◆ Exercise brief
Please set down all the lines beneath this one exactly, without the pictures.
^^^^
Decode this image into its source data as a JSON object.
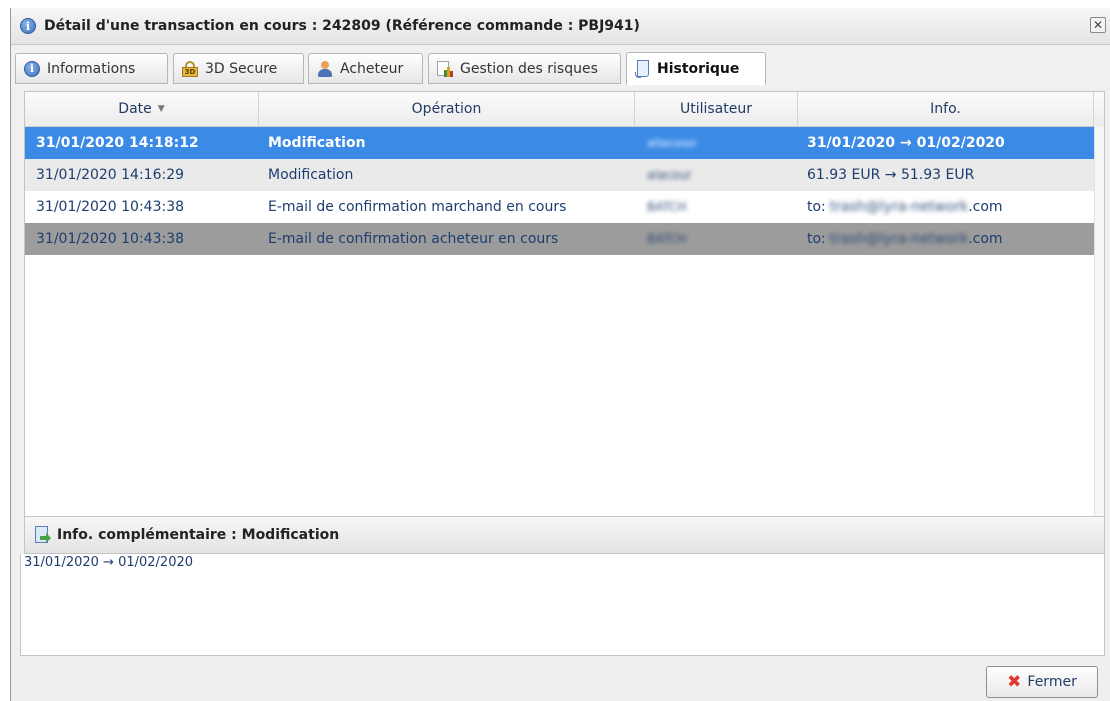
{
  "window": {
    "title": "Détail d'une transaction en cours : 242809 (Référence commande : PBJ941)",
    "close_symbol": "✕"
  },
  "tabs": [
    {
      "label": "Informations",
      "icon": "info-icon"
    },
    {
      "label": "3D Secure",
      "icon": "lock-icon",
      "icon_text": "3D"
    },
    {
      "label": "Acheteur",
      "icon": "user-icon"
    },
    {
      "label": "Gestion des risques",
      "icon": "chart-icon"
    },
    {
      "label": "Historique",
      "icon": "document-icon",
      "active": true
    }
  ],
  "grid": {
    "columns": [
      "Date",
      "Opération",
      "Utilisateur",
      "Info."
    ],
    "sort_indicator": "▼",
    "rows": [
      {
        "date": "31/01/2020 14:18:12",
        "operation": "Modification",
        "user": "alacour",
        "info": "31/01/2020 → 01/02/2020",
        "state": "selected"
      },
      {
        "date": "31/01/2020 14:16:29",
        "operation": "Modification",
        "user": "alacour",
        "info": "61.93 EUR → 51.93 EUR",
        "state": "alt"
      },
      {
        "date": "31/01/2020 10:43:38",
        "operation": "E-mail de confirmation marchand en cours",
        "user": "BATCH",
        "info_prefix": "to: ",
        "info_hidden": "trash@lyra-network",
        "info_suffix": ".com",
        "state": "plain"
      },
      {
        "date": "31/01/2020 10:43:38",
        "operation": "E-mail de confirmation acheteur en cours",
        "user": "BATCH",
        "info_prefix": "to: ",
        "info_hidden": "trash@lyra-network",
        "info_suffix": ".com",
        "state": "hover"
      }
    ]
  },
  "extra": {
    "title": "Info. complémentaire : Modification",
    "content": "31/01/2020 → 01/02/2020"
  },
  "footer": {
    "close_button": "Fermer",
    "close_symbol": "✖"
  },
  "colors": {
    "selected_row": "#3a8ae6",
    "alt_row": "#eaeaea",
    "hover_row": "#9c9c9c",
    "link_text": "#1d3d6e",
    "close_mark": "#e0382c"
  }
}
^^^^
◆ Correct result
Decode this image into its source data as a JSON object.
{
  "window": {
    "title": "Détail d'une transaction en cours : 242809 (Référence commande : PBJ941)",
    "close_symbol": "✕"
  },
  "tabs": [
    {
      "label": "Informations",
      "icon": "info-icon"
    },
    {
      "label": "3D Secure",
      "icon": "lock-icon",
      "icon_text": "3D"
    },
    {
      "label": "Acheteur",
      "icon": "user-icon"
    },
    {
      "label": "Gestion des risques",
      "icon": "chart-icon"
    },
    {
      "label": "Historique",
      "icon": "document-icon",
      "active": true
    }
  ],
  "grid": {
    "columns": [
      "Date",
      "Opération",
      "Utilisateur",
      "Info."
    ],
    "sort_indicator": "▼",
    "rows": [
      {
        "date": "31/01/2020 14:18:12",
        "operation": "Modification",
        "user": "alacour",
        "info": "31/01/2020 → 01/02/2020",
        "state": "selected"
      },
      {
        "date": "31/01/2020 14:16:29",
        "operation": "Modification",
        "user": "alacour",
        "info": "61.93 EUR → 51.93 EUR",
        "state": "alt"
      },
      {
        "date": "31/01/2020 10:43:38",
        "operation": "E-mail de confirmation marchand en cours",
        "user": "BATCH",
        "info_prefix": "to: ",
        "info_hidden": "trash@lyra-network",
        "info_suffix": ".com",
        "state": "plain"
      },
      {
        "date": "31/01/2020 10:43:38",
        "operation": "E-mail de confirmation acheteur en cours",
        "user": "BATCH",
        "info_prefix": "to: ",
        "info_hidden": "trash@lyra-network",
        "info_suffix": ".com",
        "state": "hover"
      }
    ]
  },
  "extra": {
    "title": "Info. complémentaire : Modification",
    "content": "31/01/2020 → 01/02/2020"
  },
  "footer": {
    "close_button": "Fermer",
    "close_symbol": "✖"
  },
  "colors": {
    "selected_row": "#3a8ae6",
    "alt_row": "#eaeaea",
    "hover_row": "#9c9c9c",
    "link_text": "#1d3d6e",
    "close_mark": "#e0382c"
  }
}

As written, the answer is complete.